**Stated goal**
From the data that follows, copy every line holding the string "knight".
++++ Supplied entries ++++
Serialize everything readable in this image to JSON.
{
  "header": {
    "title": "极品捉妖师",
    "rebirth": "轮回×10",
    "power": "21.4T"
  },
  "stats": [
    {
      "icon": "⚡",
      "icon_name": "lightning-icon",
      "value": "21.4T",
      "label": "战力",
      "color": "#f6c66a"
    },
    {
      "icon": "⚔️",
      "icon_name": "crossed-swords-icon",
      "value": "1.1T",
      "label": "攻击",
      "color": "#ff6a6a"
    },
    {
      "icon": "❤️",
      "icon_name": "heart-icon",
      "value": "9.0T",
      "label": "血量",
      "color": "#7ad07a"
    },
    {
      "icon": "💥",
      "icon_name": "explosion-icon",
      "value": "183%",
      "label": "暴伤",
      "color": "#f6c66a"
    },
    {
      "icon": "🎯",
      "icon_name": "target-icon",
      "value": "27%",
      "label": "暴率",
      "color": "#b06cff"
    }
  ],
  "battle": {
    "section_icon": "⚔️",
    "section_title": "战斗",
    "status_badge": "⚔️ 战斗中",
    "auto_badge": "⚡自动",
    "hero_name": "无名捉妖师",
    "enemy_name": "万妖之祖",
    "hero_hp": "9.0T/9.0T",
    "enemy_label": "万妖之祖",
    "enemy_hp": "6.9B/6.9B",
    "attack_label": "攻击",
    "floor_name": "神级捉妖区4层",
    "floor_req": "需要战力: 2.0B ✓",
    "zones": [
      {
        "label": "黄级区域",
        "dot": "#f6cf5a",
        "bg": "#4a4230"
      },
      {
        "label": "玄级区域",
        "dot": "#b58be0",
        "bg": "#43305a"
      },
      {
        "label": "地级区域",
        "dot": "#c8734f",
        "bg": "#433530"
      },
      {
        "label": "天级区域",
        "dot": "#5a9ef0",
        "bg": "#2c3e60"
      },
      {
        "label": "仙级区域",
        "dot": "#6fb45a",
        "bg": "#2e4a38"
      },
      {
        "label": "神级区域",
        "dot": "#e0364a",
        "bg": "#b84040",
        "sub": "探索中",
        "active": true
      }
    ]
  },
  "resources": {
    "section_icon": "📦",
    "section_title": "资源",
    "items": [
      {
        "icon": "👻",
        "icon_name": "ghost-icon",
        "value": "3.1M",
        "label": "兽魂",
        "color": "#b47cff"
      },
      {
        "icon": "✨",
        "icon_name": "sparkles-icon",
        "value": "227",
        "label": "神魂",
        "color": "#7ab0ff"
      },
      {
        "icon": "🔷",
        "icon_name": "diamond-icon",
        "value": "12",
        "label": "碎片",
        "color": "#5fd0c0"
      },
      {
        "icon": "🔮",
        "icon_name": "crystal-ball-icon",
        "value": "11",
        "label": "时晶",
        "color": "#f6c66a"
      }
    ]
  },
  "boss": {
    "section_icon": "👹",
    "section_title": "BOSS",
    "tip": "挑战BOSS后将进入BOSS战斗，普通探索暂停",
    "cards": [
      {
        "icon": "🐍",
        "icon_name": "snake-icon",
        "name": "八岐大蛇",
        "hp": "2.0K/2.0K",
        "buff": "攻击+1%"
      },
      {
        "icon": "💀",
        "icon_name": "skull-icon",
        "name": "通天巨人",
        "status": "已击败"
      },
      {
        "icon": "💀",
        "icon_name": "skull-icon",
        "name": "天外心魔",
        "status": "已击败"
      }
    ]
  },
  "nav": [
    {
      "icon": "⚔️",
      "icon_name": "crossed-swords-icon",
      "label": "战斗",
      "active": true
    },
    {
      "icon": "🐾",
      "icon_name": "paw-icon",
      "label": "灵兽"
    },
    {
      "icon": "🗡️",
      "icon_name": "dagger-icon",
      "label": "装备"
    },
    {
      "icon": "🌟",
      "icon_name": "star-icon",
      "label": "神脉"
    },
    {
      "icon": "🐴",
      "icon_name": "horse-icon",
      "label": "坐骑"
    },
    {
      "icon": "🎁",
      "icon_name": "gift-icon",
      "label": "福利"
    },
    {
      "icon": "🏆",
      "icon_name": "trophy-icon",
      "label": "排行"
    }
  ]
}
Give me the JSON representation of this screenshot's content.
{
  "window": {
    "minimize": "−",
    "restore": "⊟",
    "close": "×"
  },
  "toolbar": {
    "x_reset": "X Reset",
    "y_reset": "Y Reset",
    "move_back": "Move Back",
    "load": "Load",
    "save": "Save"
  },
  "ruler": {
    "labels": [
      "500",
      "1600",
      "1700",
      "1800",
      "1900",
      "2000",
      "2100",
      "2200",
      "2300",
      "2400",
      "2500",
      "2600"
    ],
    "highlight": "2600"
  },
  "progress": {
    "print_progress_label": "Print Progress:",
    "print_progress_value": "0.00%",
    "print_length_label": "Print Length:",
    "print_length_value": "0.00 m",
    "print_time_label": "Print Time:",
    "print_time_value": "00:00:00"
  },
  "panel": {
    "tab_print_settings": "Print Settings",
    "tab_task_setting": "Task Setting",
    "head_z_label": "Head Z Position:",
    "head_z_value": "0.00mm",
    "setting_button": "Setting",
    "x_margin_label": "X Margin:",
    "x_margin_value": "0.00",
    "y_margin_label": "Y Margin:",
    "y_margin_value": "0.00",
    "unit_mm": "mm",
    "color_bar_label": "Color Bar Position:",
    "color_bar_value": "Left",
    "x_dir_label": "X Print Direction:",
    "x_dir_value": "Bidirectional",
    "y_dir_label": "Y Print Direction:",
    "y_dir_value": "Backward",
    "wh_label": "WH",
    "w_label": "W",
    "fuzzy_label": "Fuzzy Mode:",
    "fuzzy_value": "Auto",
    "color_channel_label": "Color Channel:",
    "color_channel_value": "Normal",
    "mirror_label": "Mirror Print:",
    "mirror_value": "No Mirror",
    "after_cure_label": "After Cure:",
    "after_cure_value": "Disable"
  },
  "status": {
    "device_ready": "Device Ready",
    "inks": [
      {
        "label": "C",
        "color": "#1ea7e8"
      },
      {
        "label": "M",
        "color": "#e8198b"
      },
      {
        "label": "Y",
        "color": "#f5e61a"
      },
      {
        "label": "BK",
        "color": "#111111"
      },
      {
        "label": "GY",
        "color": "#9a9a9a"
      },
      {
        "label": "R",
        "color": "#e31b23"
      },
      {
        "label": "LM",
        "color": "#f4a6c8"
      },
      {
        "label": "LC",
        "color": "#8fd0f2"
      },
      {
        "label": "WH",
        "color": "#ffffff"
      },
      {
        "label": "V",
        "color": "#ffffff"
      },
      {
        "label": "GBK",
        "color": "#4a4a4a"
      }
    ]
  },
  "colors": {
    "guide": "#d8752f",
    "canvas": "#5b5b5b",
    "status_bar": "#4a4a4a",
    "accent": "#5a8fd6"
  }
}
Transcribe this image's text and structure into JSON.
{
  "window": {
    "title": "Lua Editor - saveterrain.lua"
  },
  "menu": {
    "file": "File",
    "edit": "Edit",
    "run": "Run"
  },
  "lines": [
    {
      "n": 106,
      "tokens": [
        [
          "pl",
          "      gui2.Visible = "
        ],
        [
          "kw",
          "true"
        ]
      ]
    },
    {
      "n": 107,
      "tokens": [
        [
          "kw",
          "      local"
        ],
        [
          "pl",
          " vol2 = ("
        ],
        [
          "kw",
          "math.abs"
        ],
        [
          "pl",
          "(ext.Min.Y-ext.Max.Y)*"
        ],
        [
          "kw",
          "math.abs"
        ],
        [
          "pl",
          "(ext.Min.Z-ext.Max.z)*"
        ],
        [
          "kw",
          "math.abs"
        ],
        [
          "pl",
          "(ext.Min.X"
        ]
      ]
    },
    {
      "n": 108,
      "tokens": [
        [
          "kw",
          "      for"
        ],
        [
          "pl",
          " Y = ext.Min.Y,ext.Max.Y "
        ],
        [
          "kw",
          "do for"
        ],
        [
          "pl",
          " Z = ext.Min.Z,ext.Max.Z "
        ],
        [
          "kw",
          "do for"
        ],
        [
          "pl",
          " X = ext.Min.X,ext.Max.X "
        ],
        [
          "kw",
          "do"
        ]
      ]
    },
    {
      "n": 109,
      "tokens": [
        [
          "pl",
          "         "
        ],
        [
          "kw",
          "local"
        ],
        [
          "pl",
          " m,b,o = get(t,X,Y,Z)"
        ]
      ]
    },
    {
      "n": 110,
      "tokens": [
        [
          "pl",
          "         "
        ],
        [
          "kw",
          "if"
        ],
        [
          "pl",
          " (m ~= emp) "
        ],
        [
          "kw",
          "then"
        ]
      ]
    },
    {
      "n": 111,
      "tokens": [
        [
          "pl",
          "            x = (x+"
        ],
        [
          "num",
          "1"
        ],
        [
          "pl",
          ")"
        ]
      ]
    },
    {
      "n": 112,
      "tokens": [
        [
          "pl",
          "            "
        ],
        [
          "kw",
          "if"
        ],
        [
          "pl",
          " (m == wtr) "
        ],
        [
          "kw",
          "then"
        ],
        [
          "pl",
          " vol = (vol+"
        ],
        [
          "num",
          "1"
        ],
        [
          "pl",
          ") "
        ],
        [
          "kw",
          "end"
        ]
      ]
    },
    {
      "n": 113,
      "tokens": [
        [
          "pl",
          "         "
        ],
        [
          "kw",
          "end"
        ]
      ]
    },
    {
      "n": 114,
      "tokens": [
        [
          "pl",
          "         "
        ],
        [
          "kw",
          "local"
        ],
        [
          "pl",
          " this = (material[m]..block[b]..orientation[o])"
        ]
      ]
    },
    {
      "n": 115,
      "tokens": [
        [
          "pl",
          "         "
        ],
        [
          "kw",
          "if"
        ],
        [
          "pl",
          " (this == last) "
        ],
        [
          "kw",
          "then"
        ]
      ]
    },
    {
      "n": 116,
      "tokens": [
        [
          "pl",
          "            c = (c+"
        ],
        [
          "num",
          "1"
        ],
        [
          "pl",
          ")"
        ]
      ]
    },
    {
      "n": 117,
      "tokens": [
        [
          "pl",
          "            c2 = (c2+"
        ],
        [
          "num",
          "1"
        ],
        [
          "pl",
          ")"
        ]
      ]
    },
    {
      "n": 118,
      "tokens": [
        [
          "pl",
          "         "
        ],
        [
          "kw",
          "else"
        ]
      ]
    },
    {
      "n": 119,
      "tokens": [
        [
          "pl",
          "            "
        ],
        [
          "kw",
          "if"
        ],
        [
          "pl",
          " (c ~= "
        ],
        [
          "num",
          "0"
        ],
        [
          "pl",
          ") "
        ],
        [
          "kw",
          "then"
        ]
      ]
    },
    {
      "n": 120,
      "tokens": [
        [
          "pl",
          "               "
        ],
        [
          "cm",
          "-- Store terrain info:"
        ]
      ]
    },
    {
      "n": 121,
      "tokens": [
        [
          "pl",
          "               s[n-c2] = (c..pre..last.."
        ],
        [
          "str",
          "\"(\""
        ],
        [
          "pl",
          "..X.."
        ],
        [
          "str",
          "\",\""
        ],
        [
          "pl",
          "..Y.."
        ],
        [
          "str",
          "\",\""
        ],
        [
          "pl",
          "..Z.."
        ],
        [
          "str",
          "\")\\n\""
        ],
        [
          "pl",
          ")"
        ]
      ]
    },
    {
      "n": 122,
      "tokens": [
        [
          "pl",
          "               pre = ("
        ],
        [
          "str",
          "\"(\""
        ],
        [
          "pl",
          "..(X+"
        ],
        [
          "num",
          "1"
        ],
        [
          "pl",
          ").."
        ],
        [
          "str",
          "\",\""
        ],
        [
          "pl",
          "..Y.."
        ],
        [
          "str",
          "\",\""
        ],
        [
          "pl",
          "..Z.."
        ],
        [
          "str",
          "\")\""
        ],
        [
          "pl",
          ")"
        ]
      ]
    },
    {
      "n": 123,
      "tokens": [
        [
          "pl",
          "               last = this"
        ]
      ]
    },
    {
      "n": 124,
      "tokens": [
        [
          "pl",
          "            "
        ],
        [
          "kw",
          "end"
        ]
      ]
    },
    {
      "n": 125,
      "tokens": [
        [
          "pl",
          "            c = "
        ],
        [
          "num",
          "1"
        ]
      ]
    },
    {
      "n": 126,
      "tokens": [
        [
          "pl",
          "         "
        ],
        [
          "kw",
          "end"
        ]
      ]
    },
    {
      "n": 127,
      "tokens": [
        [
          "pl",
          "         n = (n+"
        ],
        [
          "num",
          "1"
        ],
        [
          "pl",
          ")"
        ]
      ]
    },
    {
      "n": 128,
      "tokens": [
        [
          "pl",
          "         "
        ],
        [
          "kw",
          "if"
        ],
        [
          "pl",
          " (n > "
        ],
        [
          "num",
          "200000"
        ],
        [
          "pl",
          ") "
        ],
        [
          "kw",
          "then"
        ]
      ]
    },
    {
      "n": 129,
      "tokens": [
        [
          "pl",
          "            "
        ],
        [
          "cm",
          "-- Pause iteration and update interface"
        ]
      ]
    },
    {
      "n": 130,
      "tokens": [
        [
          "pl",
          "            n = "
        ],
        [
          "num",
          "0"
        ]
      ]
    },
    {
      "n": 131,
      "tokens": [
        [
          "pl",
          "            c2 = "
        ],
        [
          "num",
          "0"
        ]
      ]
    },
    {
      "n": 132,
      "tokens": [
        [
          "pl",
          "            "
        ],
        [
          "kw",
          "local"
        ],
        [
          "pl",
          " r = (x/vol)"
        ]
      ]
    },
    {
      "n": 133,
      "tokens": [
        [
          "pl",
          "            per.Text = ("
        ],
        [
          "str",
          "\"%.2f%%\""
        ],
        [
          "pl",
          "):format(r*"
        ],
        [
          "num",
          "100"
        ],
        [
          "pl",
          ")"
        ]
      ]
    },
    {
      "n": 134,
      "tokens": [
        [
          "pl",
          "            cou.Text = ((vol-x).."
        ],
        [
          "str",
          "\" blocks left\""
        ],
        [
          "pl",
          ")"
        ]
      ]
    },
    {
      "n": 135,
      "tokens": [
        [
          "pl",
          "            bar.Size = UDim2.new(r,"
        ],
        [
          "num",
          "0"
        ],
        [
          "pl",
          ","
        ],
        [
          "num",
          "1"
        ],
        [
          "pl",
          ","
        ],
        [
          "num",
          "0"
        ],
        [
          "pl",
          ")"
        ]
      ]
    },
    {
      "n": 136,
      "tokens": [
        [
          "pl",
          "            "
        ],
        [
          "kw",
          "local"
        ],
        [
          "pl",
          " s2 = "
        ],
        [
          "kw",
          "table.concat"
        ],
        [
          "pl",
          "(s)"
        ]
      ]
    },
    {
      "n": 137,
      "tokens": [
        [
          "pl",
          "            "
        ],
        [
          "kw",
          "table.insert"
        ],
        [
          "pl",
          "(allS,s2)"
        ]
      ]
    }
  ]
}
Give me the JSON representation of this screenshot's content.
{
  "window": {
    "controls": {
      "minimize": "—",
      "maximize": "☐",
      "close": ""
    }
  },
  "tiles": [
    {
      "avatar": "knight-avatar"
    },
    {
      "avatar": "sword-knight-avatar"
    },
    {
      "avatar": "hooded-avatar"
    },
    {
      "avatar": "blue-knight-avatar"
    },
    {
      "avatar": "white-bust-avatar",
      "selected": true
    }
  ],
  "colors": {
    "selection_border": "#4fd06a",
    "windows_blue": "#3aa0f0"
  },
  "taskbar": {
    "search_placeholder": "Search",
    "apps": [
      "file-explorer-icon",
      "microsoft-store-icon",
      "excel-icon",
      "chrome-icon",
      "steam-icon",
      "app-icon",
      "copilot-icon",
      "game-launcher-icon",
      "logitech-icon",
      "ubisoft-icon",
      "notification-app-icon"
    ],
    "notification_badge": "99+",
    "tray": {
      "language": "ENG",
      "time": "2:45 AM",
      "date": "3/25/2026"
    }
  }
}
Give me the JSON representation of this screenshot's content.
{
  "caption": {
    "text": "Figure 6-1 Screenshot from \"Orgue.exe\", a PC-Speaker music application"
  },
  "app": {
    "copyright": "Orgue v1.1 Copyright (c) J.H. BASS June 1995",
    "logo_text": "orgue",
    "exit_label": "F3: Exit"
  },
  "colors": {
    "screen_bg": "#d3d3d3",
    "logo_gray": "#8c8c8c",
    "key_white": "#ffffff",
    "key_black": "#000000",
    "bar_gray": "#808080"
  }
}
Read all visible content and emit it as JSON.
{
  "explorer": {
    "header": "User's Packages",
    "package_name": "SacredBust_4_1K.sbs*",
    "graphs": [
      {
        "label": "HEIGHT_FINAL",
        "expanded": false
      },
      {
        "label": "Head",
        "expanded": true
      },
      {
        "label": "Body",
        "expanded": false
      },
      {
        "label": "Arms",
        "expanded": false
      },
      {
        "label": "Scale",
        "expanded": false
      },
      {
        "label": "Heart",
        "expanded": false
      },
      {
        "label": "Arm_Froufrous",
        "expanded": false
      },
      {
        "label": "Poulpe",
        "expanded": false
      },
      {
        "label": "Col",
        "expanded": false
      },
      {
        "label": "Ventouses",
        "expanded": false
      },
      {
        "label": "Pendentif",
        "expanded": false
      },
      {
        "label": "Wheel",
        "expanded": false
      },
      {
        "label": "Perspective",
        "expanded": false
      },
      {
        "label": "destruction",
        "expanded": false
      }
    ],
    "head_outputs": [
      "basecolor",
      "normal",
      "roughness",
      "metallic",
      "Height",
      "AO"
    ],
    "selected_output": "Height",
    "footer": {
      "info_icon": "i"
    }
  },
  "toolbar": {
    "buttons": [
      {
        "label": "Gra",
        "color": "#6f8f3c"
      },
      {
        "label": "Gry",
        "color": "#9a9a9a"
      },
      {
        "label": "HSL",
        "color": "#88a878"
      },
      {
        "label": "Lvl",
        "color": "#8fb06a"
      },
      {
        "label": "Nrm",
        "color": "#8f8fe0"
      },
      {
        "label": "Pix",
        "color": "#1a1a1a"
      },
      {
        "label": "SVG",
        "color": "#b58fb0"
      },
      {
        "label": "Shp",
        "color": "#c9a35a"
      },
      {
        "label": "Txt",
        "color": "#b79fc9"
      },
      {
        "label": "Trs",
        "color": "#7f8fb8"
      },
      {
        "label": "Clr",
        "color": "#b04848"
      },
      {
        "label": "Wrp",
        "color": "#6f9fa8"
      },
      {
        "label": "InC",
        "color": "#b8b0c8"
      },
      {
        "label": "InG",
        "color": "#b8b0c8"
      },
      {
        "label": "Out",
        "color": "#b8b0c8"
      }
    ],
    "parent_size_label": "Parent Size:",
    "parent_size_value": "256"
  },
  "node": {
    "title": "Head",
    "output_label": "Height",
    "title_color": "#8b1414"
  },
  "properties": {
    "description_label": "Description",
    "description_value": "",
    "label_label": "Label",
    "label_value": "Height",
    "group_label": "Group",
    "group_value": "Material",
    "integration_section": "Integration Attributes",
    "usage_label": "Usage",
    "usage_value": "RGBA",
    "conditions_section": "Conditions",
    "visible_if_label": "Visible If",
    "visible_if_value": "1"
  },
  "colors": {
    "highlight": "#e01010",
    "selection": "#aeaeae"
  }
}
++++
**Correct response**
      "avatar": "knight-avatar"
      "avatar": "sword-knight-avatar"
      "avatar": "blue-knight-avatar"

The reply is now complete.